§ TASK REQUIREMENTS
Count, in the entries, the lines with "reason". Answer with the number only.

§ DATA LISTING
━━━━━━
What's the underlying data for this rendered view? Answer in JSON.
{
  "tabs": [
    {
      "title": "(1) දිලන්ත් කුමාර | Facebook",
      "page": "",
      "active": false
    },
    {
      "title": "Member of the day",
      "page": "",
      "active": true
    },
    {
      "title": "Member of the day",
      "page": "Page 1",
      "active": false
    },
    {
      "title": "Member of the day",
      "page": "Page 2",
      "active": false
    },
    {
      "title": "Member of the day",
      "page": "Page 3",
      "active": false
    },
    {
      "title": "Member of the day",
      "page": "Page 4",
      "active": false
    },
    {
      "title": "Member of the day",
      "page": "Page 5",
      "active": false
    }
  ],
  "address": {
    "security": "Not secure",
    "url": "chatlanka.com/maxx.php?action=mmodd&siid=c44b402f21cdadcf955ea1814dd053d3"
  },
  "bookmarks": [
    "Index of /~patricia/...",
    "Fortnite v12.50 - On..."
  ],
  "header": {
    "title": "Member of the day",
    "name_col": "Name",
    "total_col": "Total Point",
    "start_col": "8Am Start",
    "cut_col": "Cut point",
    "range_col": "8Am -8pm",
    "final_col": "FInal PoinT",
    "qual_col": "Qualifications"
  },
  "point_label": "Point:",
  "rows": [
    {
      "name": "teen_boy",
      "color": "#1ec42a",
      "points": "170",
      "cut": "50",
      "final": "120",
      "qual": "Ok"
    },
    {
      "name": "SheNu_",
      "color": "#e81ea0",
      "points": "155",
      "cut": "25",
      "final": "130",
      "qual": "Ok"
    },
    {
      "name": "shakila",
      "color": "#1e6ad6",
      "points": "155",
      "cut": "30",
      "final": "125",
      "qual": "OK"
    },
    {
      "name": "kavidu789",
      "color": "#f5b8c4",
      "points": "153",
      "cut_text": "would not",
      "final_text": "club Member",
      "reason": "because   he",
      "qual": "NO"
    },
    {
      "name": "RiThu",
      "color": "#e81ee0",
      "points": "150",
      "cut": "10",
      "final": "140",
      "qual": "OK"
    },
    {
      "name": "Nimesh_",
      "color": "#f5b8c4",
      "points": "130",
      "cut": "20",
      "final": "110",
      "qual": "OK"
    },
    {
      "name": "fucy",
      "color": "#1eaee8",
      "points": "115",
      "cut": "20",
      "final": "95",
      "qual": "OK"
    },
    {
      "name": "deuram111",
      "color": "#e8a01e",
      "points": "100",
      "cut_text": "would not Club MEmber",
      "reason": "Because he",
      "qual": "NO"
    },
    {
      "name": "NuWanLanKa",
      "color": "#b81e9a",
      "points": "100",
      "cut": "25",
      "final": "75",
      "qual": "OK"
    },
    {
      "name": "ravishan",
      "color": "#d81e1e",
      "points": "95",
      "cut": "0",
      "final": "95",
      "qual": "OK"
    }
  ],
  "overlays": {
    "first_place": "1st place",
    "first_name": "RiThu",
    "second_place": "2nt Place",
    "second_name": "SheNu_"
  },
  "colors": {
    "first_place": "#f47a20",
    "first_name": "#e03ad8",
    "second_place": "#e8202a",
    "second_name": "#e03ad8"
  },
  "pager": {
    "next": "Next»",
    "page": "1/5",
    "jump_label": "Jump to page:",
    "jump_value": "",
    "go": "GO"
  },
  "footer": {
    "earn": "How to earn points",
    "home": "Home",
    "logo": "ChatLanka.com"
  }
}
━━━━━━
§ RESULT OF THIS TASK
2